_Set task_:
Write out each line that follows exactly as it stands, without the pictures.
>> BEGIN
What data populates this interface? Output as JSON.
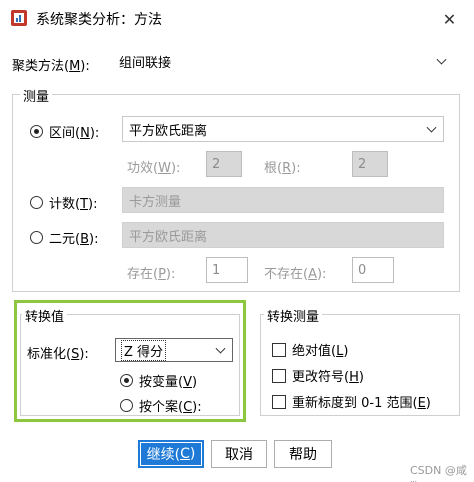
{
  "window": {
    "title": "系统聚类分析：方法",
    "close_glyph": "✕"
  },
  "cluster_method": {
    "label": "聚类方法(M):",
    "label_pre": "聚类方法(",
    "label_key": "M",
    "label_post": "):",
    "value": "组间联接"
  },
  "measure": {
    "legend": "测量",
    "interval": {
      "label_pre": "区间(",
      "label_key": "N",
      "label_post": "):",
      "value": "平方欧氏距离",
      "selected": true
    },
    "power": {
      "label_pre": "功效(",
      "label_key": "W",
      "label_post": "):",
      "value": "2"
    },
    "root": {
      "label_pre": "根(",
      "label_key": "R",
      "label_post": "):",
      "value": "2"
    },
    "counts": {
      "label_pre": "计数(",
      "label_key": "T",
      "label_post": "):",
      "value": "卡方测量",
      "selected": false
    },
    "binary": {
      "label_pre": "二元(",
      "label_key": "B",
      "label_post": "):",
      "value": "平方欧氏距离",
      "selected": false
    },
    "present": {
      "label_pre": "存在(",
      "label_key": "P",
      "label_post": "):",
      "value": "1"
    },
    "absent": {
      "label_pre": "不存在(",
      "label_key": "A",
      "label_post": "):",
      "value": "0"
    }
  },
  "transform_values": {
    "legend": "转换值",
    "standardize": {
      "label_pre": "标准化(",
      "label_key": "S",
      "label_post": "):",
      "value": "Z 得分"
    },
    "by_variable": {
      "label_pre": "按变量(",
      "label_key": "V",
      "label_post": ")",
      "selected": true
    },
    "by_case": {
      "label_pre": "按个案(",
      "label_key": "C",
      "label_post": "):",
      "selected": false
    },
    "highlight_color": "#8dc63f"
  },
  "transform_measures": {
    "legend": "转换测量",
    "absolute": {
      "label_pre": "绝对值(",
      "label_key": "L",
      "label_post": ")",
      "checked": false
    },
    "change_sign": {
      "label_pre": "更改符号(",
      "label_key": "H",
      "label_post": ")",
      "checked": false
    },
    "rescale": {
      "label_pre": "重新标度到 0-1 范围(",
      "label_key": "E",
      "label_post": ")",
      "checked": false
    }
  },
  "buttons": {
    "continue": {
      "label_pre": "继续(",
      "label_key": "C",
      "label_post": ")"
    },
    "cancel": "取消",
    "help": "帮助"
  },
  "colors": {
    "primary": "#1e7ad6",
    "disabled_bg": "#d8d8d8",
    "highlight": "#8dc63f"
  },
  "watermark": "CSDN @咸狗"
}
>> END
_Solved problem_:
What data populates this interface? Output as JSON.
{
  "window": {
    "title": "系统聚类分析：方法",
    "close_glyph": "✕"
  },
  "cluster_method": {
    "label": "聚类方法(M):",
    "label_pre": "聚类方法(",
    "label_key": "M",
    "label_post": "):",
    "value": "组间联接"
  },
  "measure": {
    "legend": "测量",
    "interval": {
      "label_pre": "区间(",
      "label_key": "N",
      "label_post": "):",
      "value": "平方欧氏距离",
      "selected": true
    },
    "power": {
      "label_pre": "功效(",
      "label_key": "W",
      "label_post": "):",
      "value": "2"
    },
    "root": {
      "label_pre": "根(",
      "label_key": "R",
      "label_post": "):",
      "value": "2"
    },
    "counts": {
      "label_pre": "计数(",
      "label_key": "T",
      "label_post": "):",
      "value": "卡方测量",
      "selected": false
    },
    "binary": {
      "label_pre": "二元(",
      "label_key": "B",
      "label_post": "):",
      "value": "平方欧氏距离",
      "selected": false
    },
    "present": {
      "label_pre": "存在(",
      "label_key": "P",
      "label_post": "):",
      "value": "1"
    },
    "absent": {
      "label_pre": "不存在(",
      "label_key": "A",
      "label_post": "):",
      "value": "0"
    }
  },
  "transform_values": {
    "legend": "转换值",
    "standardize": {
      "label_pre": "标准化(",
      "label_key": "S",
      "label_post": "):",
      "value": "Z 得分"
    },
    "by_variable": {
      "label_pre": "按变量(",
      "label_key": "V",
      "label_post": ")",
      "selected": true
    },
    "by_case": {
      "label_pre": "按个案(",
      "label_key": "C",
      "label_post": "):",
      "selected": false
    },
    "highlight_color": "#8dc63f"
  },
  "transform_measures": {
    "legend": "转换测量",
    "absolute": {
      "label_pre": "绝对值(",
      "label_key": "L",
      "label_post": ")",
      "checked": false
    },
    "change_sign": {
      "label_pre": "更改符号(",
      "label_key": "H",
      "label_post": ")",
      "checked": false
    },
    "rescale": {
      "label_pre": "重新标度到 0-1 范围(",
      "label_key": "E",
      "label_post": ")",
      "checked": false
    }
  },
  "buttons": {
    "continue": {
      "label_pre": "继续(",
      "label_key": "C",
      "label_post": ")"
    },
    "cancel": "取消",
    "help": "帮助"
  },
  "colors": {
    "primary": "#1e7ad6",
    "disabled_bg": "#d8d8d8",
    "highlight": "#8dc63f"
  },
  "watermark": "CSDN @咸狗"
}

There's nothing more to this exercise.